◆ **EXTRACTED ENTRIES**:
* START *

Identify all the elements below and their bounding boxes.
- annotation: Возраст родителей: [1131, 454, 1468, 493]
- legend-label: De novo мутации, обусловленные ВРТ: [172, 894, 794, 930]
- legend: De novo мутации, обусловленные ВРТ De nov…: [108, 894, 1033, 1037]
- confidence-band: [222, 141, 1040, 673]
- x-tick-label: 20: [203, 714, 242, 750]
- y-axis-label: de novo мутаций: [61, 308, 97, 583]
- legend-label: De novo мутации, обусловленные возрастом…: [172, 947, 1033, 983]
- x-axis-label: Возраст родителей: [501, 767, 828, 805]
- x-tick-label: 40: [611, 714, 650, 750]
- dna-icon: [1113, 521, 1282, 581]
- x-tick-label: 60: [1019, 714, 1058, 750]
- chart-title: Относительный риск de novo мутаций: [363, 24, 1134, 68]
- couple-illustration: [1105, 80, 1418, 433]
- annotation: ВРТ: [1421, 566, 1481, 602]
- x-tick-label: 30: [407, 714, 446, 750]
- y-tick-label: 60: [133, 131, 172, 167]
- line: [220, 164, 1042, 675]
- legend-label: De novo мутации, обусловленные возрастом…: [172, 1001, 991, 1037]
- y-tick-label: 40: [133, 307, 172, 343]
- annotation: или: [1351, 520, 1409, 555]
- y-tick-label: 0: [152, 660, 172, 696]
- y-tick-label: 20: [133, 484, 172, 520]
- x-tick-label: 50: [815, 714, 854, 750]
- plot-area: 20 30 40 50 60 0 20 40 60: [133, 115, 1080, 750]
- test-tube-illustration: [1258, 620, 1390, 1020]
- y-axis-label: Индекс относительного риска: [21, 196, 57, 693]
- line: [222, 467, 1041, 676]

* END *

◆ **SHORT PROBLEM**: Arrange every line of the rows above as a numbered list, omitting any blank lines.

◆ **ANSWER TO THIS TASK**:
1. Identify all the elements below and their bounding boxes.
2. - annotation: Возраст родителей: [1131, 454, 1468, 493]
3. - legend-label: De novo мутации, обусловленные ВРТ: [172, 894, 794, 930]
4. - legend: De novo мутации, обусловленные ВРТ De nov…: [108, 894, 1033, 1037]
5. - confidence-band: [222, 141, 1040, 673]
6. - x-tick-label: 20: [203, 714, 242, 750]
7. - y-axis-label: de novo мутаций: [61, 308, 97, 583]
8. - legend-label: De novo мутации, обусловленные возрастом…: [172, 947, 1033, 983]
9. - x-axis-label: Возраст родителей: [501, 767, 828, 805]
10. - x-tick-label: 40: [611, 714, 650, 750]
11. - dna-icon: [1113, 521, 1282, 581]
12. - x-tick-label: 60: [1019, 714, 1058, 750]
13. - chart-title: Относительный риск de novo мутаций: [363, 24, 1134, 68]
14. - couple-illustration: [1105, 80, 1418, 433]
15. - annotation: ВРТ: [1421, 566, 1481, 602]
16. - x-tick-label: 30: [407, 714, 446, 750]
17. - y-tick-label: 60: [133, 131, 172, 167]
18. - line: [220, 164, 1042, 675]
19. - legend-label: De novo мутации, обусловленные возрастом…: [172, 1001, 991, 1037]
20. - y-tick-label: 40: [133, 307, 172, 343]
21. - annotation: или: [1351, 520, 1409, 555]
22. - y-tick-label: 0: [152, 660, 172, 696]
23. - y-tick-label: 20: [133, 484, 172, 520]
24. - x-tick-label: 50: [815, 714, 854, 750]
25. - plot-area: 20 30 40 50 60 0 20 40 60: [133, 115, 1080, 750]
26. - test-tube-illustration: [1258, 620, 1390, 1020]
27. - y-axis-label: Индекс относительного риска: [21, 196, 57, 693]
28. - line: [222, 467, 1041, 676]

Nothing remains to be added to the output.